> Exercise:
Transcribe the items verbatim, beginning at the line that contains "app-status-icon[interactable] [447, 2, 457, 11]" and stopping after the line that contains "fullscreen-icon[interactable] [35, 26, 49, 39]". Copy only those lines.

> Records for the task:
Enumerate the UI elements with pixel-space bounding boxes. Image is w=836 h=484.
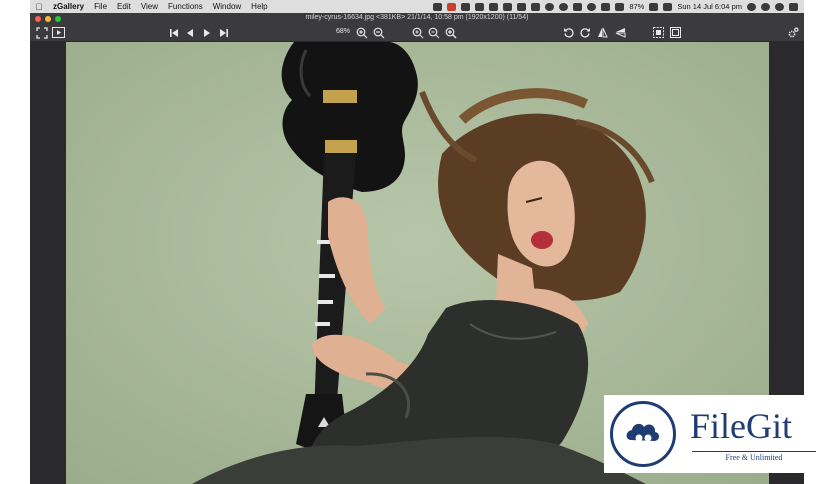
app-status-icon[interactable] [447, 2, 457, 11]
zoom-out-icon[interactable] [372, 26, 386, 39]
slideshow-icon[interactable] [51, 26, 66, 39]
battery-percent[interactable]: 87% [629, 2, 644, 11]
status-menus: 87% Sun 14 Jul 6:04 pm [433, 2, 804, 11]
flag-icon[interactable] [663, 2, 673, 11]
clock-icon[interactable] [587, 2, 597, 11]
previous-image-icon[interactable] [184, 26, 196, 39]
box-icon[interactable] [517, 2, 527, 11]
menu-functions[interactable]: Functions [163, 2, 208, 11]
zoom-in-icon[interactable] [355, 26, 369, 39]
flip-vertical-icon[interactable] [614, 26, 627, 39]
menu-window[interactable]: Window [208, 2, 246, 11]
notification-center-icon[interactable] [789, 2, 798, 11]
zoom-level: 68% [336, 28, 351, 35]
zoom-actual-size-icon[interactable] [427, 26, 441, 39]
flip-horizontal-icon[interactable] [596, 26, 609, 39]
filegit-watermark: FileGit Free & Unlimited [604, 395, 826, 473]
crop-icon[interactable] [652, 26, 665, 39]
app-menu[interactable]: zGallery [48, 2, 89, 11]
menu-help[interactable]: Help [246, 2, 272, 11]
app-status-icon[interactable] [475, 2, 485, 11]
siri-icon[interactable] [775, 2, 784, 11]
filegit-name: FileGit [690, 406, 793, 446]
app-status-icon[interactable] [559, 2, 569, 11]
resize-icon[interactable] [669, 26, 682, 39]
fullscreen-icon[interactable] [35, 26, 49, 39]
info-icon[interactable] [545, 2, 555, 11]
filegit-divider [692, 451, 816, 452]
next-image-icon[interactable] [201, 26, 213, 39]
clock[interactable]: Sun 14 Jul 6:04 pm [677, 2, 742, 11]
menu-bar:  zGallery File Edit View Functions Wind… [30, 0, 804, 13]
menu-edit[interactable]: Edit [112, 2, 136, 11]
menu-file[interactable]: File [89, 2, 112, 11]
filegit-logo [610, 401, 676, 467]
cloud-logo-icon [626, 423, 660, 442]
menu-view[interactable]: View [136, 2, 163, 11]
window-title-bar: miley-cyrus-16634.jpg <381KB> 21/1/14, 1… [30, 13, 804, 24]
dropbox-icon[interactable] [503, 2, 513, 11]
apple-menu-icon[interactable]:  [30, 2, 48, 12]
app-status-icon[interactable] [531, 2, 541, 11]
spotlight-search-icon[interactable] [761, 2, 770, 11]
wifi-icon[interactable] [601, 2, 611, 11]
first-image-icon[interactable] [168, 26, 180, 39]
app-status-icon[interactable] [615, 2, 625, 11]
battery-icon[interactable] [649, 2, 659, 11]
settings-gear-icon[interactable] [786, 26, 800, 39]
camera-icon[interactable] [433, 2, 443, 11]
toolbar: 68% [30, 24, 804, 41]
window-title: miley-cyrus-16634.jpg <381KB> 21/1/14, 1… [305, 14, 529, 21]
last-image-icon[interactable] [218, 26, 230, 39]
evernote-icon[interactable] [489, 2, 499, 11]
rotate-right-icon[interactable] [579, 26, 592, 39]
rotate-left-icon[interactable] [562, 26, 575, 39]
zoom-fill-icon[interactable] [444, 26, 458, 39]
user-icon[interactable] [747, 2, 756, 11]
zoom-to-fit-icon[interactable] [411, 26, 425, 39]
filegit-tagline: Free & Unlimited [725, 453, 783, 462]
tools-icon[interactable] [461, 2, 471, 11]
cloud-icon[interactable] [573, 2, 583, 11]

> Solution:
app-status-icon[interactable] [447, 2, 457, 11]
zoom-out-icon[interactable] [372, 26, 386, 39]
slideshow-icon[interactable] [51, 26, 66, 39]
battery-percent[interactable]: 87% [629, 2, 644, 11]
status-menus: 87% Sun 14 Jul 6:04 pm [433, 2, 804, 11]
flag-icon[interactable] [663, 2, 673, 11]
clock-icon[interactable] [587, 2, 597, 11]
previous-image-icon[interactable] [184, 26, 196, 39]
box-icon[interactable] [517, 2, 527, 11]
menu-functions[interactable]: Functions [163, 2, 208, 11]
zoom-in-icon[interactable] [355, 26, 369, 39]
flip-vertical-icon[interactable] [614, 26, 627, 39]
menu-window[interactable]: Window [208, 2, 246, 11]
notification-center-icon[interactable] [789, 2, 798, 11]
zoom-level: 68% [336, 28, 351, 35]
zoom-actual-size-icon[interactable] [427, 26, 441, 39]
flip-horizontal-icon[interactable] [596, 26, 609, 39]
filegit-watermark: FileGit Free & Unlimited [604, 395, 826, 473]
crop-icon[interactable] [652, 26, 665, 39]
app-menu[interactable]: zGallery [48, 2, 89, 11]
menu-help[interactable]: Help [246, 2, 272, 11]
app-status-icon[interactable] [475, 2, 485, 11]
siri-icon[interactable] [775, 2, 784, 11]
filegit-name: FileGit [690, 406, 793, 446]
app-status-icon[interactable] [559, 2, 569, 11]
resize-icon[interactable] [669, 26, 682, 39]
fullscreen-icon[interactable] [35, 26, 49, 39]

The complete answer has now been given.